**Records for the exercise:**
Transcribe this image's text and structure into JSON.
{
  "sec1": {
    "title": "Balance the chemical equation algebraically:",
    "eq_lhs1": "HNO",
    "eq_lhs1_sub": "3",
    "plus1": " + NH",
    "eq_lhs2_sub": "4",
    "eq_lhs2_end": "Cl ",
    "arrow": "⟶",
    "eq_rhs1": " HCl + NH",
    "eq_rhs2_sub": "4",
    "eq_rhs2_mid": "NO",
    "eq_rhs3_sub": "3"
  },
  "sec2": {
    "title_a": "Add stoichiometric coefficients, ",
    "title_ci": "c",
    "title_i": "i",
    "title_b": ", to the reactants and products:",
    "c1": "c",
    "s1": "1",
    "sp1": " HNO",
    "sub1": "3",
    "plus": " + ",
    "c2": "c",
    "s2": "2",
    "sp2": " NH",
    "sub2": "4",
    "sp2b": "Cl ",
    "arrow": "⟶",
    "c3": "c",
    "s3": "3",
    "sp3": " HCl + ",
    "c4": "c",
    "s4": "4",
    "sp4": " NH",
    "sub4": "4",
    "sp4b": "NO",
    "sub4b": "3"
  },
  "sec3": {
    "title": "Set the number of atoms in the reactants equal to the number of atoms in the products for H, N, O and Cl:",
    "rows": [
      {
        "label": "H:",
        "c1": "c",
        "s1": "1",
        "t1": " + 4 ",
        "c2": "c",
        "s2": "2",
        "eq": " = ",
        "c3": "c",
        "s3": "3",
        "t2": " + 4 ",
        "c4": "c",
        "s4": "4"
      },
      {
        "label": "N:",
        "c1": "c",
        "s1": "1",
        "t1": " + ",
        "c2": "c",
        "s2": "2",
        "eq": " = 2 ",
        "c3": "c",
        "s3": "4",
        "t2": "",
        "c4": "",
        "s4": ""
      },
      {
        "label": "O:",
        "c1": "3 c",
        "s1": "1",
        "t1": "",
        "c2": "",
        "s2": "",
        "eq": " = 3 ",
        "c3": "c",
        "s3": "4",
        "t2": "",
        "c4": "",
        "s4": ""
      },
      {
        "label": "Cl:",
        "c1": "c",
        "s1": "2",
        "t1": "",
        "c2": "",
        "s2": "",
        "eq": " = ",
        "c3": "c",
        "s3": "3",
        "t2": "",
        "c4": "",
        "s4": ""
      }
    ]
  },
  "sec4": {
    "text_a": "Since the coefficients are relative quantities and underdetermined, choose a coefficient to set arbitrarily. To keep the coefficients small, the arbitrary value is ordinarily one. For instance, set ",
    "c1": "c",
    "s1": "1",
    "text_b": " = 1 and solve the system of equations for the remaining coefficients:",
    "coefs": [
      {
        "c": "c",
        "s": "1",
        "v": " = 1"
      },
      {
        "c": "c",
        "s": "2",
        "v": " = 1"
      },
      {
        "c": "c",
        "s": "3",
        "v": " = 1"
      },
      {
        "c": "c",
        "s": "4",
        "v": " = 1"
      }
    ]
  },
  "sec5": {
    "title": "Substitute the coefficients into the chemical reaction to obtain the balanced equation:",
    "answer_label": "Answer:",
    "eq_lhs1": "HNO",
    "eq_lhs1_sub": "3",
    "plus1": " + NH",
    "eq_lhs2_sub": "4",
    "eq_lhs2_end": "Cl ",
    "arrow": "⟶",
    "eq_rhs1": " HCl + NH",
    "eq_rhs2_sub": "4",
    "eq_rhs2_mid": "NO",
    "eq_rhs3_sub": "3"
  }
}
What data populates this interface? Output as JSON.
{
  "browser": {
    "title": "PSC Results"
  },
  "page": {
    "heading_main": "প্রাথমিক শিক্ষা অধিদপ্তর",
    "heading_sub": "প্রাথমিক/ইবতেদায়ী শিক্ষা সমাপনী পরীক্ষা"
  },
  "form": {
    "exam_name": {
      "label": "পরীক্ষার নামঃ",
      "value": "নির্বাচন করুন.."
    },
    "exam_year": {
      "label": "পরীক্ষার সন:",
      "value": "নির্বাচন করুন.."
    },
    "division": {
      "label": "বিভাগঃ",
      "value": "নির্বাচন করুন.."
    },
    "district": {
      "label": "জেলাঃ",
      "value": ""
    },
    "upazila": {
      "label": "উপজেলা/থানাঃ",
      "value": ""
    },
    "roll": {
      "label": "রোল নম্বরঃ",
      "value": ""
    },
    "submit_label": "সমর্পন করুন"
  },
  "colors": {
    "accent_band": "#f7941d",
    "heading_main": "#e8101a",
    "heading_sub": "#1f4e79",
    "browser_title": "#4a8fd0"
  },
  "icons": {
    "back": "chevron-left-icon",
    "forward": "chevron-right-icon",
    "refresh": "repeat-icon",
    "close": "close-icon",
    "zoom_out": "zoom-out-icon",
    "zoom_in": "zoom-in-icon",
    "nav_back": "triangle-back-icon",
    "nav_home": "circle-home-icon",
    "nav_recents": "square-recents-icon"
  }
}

**Work to be completed:** Among the entries, how many lines include the word "chevron"? Answer with a single number and nothing further.

**Exercise response:** 2